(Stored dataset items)
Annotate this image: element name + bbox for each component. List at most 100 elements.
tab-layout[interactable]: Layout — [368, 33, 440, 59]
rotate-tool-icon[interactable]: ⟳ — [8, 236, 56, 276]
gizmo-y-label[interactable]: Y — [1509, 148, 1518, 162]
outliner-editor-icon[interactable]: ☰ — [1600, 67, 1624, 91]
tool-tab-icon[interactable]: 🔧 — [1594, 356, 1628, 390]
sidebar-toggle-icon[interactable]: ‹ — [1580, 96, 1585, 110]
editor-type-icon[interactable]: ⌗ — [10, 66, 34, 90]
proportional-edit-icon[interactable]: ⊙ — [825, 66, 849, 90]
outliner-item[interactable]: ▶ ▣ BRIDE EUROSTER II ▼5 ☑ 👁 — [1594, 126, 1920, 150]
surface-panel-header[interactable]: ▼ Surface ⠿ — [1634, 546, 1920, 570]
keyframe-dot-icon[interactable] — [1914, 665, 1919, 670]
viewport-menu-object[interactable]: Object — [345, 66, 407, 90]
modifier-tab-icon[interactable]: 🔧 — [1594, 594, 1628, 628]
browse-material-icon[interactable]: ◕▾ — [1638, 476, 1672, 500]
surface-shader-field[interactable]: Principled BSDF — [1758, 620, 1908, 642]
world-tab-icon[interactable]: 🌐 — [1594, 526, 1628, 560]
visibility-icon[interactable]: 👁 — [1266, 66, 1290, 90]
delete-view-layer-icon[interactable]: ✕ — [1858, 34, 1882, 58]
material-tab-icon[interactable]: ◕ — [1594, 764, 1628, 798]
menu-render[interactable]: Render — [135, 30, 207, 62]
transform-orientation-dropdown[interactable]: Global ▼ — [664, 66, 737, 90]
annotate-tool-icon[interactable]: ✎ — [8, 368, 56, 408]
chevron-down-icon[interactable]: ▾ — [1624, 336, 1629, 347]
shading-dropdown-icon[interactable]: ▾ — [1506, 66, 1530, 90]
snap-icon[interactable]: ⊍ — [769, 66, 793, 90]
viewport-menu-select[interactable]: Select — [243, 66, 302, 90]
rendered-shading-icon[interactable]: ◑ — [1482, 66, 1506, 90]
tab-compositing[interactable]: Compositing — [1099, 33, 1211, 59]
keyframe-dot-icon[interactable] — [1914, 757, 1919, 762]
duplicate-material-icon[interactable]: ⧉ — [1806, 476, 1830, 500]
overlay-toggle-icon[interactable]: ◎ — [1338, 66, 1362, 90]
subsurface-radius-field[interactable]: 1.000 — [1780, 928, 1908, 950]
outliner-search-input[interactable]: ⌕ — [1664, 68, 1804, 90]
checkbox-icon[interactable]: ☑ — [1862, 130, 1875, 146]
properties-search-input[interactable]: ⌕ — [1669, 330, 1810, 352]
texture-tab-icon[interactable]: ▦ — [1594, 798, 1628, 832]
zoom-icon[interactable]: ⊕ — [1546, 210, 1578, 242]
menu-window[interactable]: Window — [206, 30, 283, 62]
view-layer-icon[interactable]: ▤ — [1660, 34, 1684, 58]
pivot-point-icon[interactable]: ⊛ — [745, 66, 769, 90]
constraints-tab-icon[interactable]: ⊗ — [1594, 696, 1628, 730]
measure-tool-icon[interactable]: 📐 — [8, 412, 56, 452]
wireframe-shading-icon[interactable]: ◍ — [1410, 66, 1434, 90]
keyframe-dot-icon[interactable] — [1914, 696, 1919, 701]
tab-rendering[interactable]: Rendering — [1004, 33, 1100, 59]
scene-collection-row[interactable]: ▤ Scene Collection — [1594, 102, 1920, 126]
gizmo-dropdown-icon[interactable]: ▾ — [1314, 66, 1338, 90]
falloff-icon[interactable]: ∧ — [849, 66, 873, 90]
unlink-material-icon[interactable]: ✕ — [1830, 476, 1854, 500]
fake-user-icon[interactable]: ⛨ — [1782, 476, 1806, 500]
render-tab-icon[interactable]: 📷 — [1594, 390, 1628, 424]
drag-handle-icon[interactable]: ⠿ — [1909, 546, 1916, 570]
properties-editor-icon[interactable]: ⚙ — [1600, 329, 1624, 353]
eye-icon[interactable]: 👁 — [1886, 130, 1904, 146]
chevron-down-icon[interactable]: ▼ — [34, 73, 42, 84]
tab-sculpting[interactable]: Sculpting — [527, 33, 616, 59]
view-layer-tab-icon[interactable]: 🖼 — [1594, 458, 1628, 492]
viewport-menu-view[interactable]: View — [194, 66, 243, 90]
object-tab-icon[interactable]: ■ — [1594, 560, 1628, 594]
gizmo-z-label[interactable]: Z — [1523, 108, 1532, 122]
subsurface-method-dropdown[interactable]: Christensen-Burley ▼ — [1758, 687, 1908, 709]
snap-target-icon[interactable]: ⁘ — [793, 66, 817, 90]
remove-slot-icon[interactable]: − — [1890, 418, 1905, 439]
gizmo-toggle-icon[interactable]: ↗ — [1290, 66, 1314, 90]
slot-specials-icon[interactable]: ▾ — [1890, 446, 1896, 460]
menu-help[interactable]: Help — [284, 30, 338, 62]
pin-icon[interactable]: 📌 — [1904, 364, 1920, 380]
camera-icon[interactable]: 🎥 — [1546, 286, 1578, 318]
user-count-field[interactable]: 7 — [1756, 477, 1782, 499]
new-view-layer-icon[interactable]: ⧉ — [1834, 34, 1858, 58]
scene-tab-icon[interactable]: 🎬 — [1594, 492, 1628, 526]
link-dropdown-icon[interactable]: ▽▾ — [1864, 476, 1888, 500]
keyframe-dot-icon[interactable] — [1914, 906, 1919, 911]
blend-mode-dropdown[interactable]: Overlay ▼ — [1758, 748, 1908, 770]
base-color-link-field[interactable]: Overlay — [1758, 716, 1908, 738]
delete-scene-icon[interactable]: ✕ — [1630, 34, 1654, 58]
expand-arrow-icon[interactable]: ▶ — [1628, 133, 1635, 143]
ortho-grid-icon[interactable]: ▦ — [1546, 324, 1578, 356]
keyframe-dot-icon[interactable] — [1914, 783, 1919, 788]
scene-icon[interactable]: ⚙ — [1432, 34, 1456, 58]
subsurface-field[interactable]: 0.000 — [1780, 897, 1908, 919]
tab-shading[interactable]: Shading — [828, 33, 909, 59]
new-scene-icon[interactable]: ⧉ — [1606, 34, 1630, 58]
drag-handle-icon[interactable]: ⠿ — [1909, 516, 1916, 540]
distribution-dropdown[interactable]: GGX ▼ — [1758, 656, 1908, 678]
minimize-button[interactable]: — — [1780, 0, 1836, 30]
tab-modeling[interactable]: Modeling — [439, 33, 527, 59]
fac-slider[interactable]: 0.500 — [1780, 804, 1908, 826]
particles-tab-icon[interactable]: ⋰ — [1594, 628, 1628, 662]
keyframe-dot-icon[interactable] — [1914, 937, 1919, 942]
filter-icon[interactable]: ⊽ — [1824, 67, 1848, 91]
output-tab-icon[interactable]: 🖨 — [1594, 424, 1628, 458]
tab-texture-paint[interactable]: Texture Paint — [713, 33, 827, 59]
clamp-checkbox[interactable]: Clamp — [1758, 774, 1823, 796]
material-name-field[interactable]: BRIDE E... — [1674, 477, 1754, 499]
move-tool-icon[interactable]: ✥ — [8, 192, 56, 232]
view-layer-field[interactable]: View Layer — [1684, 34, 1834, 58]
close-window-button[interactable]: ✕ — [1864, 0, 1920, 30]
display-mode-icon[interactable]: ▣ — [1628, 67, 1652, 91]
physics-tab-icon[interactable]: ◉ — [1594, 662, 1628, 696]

WHAT IS ASKED -> Reproduce the data word for word, beginning at its first line and stopping after the line that contains "surface-shader-field[interactable]: Principled BSDF". Include both of these lines.

COMPLETE OUTPUT ->
Annotate this image: element name + bbox for each component. List at most 100 elements.
tab-layout[interactable]: Layout — [368, 33, 440, 59]
rotate-tool-icon[interactable]: ⟳ — [8, 236, 56, 276]
gizmo-y-label[interactable]: Y — [1509, 148, 1518, 162]
outliner-editor-icon[interactable]: ☰ — [1600, 67, 1624, 91]
tool-tab-icon[interactable]: 🔧 — [1594, 356, 1628, 390]
sidebar-toggle-icon[interactable]: ‹ — [1580, 96, 1585, 110]
editor-type-icon[interactable]: ⌗ — [10, 66, 34, 90]
proportional-edit-icon[interactable]: ⊙ — [825, 66, 849, 90]
outliner-item[interactable]: ▶ ▣ BRIDE EUROSTER II ▼5 ☑ 👁 — [1594, 126, 1920, 150]
surface-panel-header[interactable]: ▼ Surface ⠿ — [1634, 546, 1920, 570]
keyframe-dot-icon[interactable] — [1914, 665, 1919, 670]
viewport-menu-object[interactable]: Object — [345, 66, 407, 90]
modifier-tab-icon[interactable]: 🔧 — [1594, 594, 1628, 628]
browse-material-icon[interactable]: ◕▾ — [1638, 476, 1672, 500]
surface-shader-field[interactable]: Principled BSDF — [1758, 620, 1908, 642]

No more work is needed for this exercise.